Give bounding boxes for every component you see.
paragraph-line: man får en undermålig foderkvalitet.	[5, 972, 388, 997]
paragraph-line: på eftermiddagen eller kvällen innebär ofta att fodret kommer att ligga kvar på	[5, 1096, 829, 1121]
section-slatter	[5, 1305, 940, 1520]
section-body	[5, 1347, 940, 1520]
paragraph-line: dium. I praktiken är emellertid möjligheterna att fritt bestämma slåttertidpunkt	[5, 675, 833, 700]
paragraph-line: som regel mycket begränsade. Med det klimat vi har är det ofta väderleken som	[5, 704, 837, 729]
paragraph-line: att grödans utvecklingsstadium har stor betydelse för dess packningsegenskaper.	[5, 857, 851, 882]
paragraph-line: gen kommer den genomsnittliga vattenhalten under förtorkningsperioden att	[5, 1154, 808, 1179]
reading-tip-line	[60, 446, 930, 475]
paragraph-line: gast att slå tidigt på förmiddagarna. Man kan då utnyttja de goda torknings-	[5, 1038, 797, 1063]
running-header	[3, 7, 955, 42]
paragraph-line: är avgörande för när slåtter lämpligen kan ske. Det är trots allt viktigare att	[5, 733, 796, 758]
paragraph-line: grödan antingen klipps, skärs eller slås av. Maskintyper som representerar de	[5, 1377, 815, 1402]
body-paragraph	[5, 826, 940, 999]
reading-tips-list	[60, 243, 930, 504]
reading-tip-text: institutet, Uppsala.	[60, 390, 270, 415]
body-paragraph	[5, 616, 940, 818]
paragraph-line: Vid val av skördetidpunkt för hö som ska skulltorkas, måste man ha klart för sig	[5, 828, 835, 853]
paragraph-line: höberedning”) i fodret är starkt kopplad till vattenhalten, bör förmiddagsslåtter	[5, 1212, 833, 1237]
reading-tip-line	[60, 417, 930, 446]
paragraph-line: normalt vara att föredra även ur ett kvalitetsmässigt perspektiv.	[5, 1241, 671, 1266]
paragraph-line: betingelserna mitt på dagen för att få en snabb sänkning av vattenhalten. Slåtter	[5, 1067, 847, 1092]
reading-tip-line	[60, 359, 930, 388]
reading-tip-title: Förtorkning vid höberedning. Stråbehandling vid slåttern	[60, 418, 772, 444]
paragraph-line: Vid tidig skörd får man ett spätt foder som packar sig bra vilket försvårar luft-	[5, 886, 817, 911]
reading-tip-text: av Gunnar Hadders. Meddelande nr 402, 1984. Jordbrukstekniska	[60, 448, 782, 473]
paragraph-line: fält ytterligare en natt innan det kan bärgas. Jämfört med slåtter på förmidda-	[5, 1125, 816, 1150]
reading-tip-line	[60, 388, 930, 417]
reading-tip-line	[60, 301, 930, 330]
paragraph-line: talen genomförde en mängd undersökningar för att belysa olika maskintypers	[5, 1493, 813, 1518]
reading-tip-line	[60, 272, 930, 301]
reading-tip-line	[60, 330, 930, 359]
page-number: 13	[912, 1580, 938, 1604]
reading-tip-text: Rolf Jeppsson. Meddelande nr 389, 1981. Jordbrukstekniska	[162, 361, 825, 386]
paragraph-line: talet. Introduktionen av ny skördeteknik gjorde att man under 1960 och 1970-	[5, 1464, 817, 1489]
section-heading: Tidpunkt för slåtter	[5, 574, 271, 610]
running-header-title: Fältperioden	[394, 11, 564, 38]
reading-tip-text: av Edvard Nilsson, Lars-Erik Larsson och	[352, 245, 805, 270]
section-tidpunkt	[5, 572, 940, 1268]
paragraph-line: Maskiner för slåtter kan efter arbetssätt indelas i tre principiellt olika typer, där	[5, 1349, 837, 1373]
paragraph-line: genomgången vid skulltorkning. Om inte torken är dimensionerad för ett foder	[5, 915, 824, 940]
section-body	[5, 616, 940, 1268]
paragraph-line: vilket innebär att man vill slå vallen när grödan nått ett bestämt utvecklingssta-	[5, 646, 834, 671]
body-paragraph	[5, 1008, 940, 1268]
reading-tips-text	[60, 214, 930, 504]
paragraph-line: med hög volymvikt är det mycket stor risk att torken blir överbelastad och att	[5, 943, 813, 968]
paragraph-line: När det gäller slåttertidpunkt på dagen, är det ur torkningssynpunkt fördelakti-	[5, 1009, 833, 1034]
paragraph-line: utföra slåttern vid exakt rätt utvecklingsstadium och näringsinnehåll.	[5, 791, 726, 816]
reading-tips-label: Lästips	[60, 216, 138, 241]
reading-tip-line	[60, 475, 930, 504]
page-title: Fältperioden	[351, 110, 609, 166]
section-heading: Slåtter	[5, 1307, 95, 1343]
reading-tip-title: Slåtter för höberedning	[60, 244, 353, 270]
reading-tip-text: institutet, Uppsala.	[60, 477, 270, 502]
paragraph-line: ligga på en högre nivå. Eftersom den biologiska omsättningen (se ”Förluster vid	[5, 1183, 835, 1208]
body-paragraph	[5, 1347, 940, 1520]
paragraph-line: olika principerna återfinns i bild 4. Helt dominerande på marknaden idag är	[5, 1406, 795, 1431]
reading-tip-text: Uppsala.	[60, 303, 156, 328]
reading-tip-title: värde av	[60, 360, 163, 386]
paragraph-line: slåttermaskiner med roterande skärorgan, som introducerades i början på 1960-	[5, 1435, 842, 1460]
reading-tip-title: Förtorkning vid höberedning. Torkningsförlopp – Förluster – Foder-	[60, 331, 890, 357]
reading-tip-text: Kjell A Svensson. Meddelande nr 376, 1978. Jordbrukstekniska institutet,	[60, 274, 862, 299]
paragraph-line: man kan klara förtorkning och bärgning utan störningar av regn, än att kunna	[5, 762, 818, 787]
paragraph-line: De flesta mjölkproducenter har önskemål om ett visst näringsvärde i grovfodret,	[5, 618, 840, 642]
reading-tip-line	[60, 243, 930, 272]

☆ ☆ ☆ ☆

▸ **What is required**
Go through the data and show every line where "slåttertidpunkt" occurs.

▸ **Expected answer**
paragraph-line: dium. I praktiken är emellertid möjligheterna att fritt bestämma slåttertidpunkt	[5, 675, 833, 700]
paragraph-line: När det gäller slåttertidpunkt på dagen, är det ur torkningssynpunkt fördelakti-	[5, 1009, 833, 1034]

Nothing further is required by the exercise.